#### [Task prompt]
Copy the data precisely, character for character, and leave out every picture.

#### [Data for this exercise]
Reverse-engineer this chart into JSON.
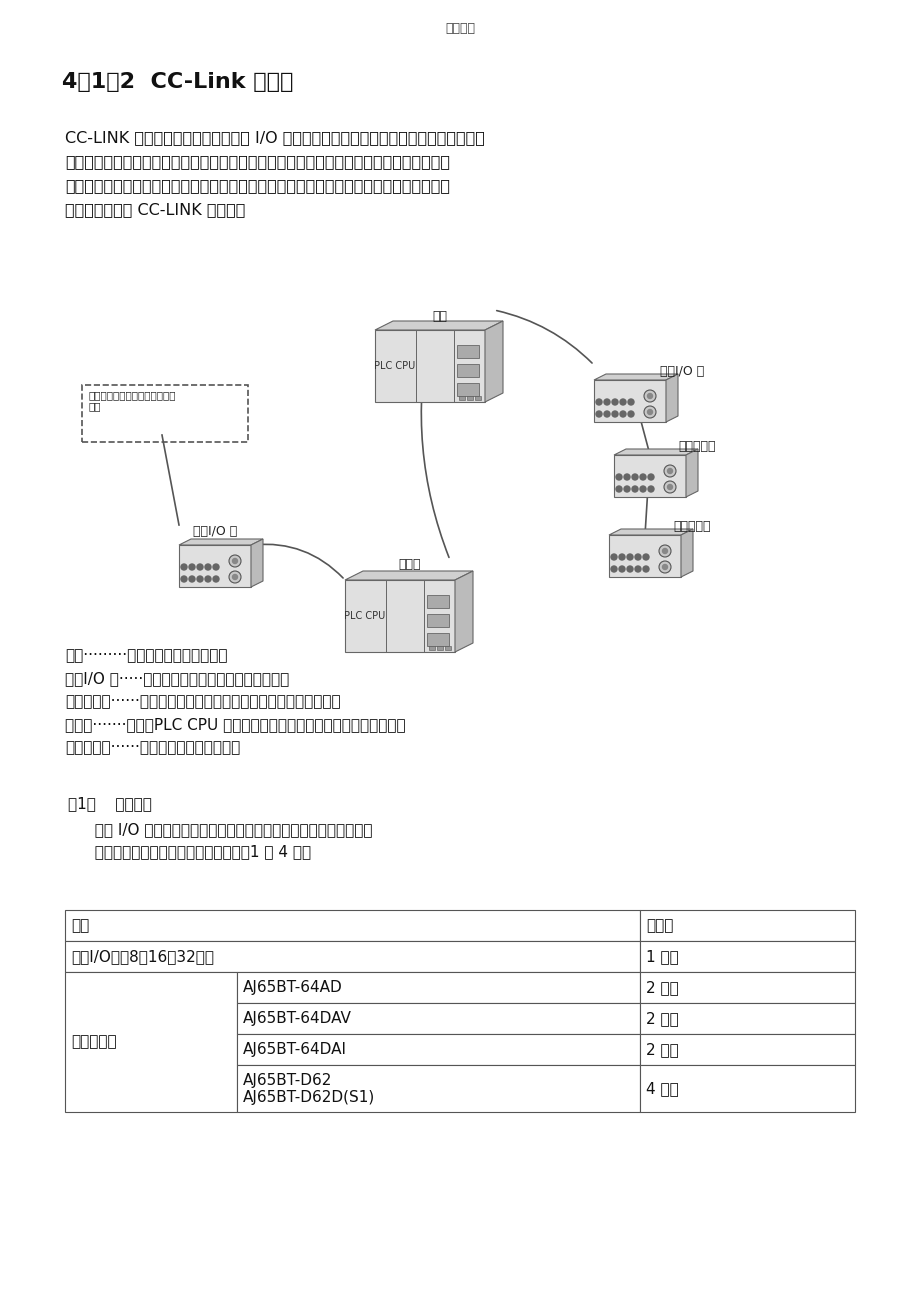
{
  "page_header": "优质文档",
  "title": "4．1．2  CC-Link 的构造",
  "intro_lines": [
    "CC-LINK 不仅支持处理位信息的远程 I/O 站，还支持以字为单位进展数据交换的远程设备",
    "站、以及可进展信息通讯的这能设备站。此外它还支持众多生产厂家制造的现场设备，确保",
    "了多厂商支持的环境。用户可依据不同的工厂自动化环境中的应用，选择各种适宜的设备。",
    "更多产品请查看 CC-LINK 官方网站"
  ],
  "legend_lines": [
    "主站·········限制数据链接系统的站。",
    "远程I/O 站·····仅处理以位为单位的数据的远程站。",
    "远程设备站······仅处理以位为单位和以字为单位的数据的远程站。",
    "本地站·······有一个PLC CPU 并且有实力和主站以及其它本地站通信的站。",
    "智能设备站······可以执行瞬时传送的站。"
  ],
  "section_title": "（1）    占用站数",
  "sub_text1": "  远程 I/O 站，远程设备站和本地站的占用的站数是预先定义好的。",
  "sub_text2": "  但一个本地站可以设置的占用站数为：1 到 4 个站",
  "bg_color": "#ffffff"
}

#### [Exercise solution]
Reverse-engineer this chart into JSON.
{
  "page_header": "优质文档",
  "title": "4．1．2  CC-Link 的构造",
  "intro_lines": [
    "CC-LINK 不仅支持处理位信息的远程 I/O 站，还支持以字为单位进展数据交换的远程设备",
    "站、以及可进展信息通讯的这能设备站。此外它还支持众多生产厂家制造的现场设备，确保",
    "了多厂商支持的环境。用户可依据不同的工厂自动化环境中的应用，选择各种适宜的设备。",
    "更多产品请查看 CC-LINK 官方网站"
  ],
  "legend_lines": [
    "主站·········限制数据链接系统的站。",
    "远程I/O 站·····仅处理以位为单位的数据的远程站。",
    "远程设备站······仅处理以位为单位和以字为单位的数据的远程站。",
    "本地站·······有一个PLC CPU 并且有实力和主站以及其它本地站通信的站。",
    "智能设备站······可以执行瞬时传送的站。"
  ],
  "section_title": "（1）    占用站数",
  "sub_text1": "  远程 I/O 站，远程设备站和本地站的占用的站数是预先定义好的。",
  "sub_text2": "  但一个本地站可以设置的占用站数为：1 到 4 个站",
  "bg_color": "#ffffff"
}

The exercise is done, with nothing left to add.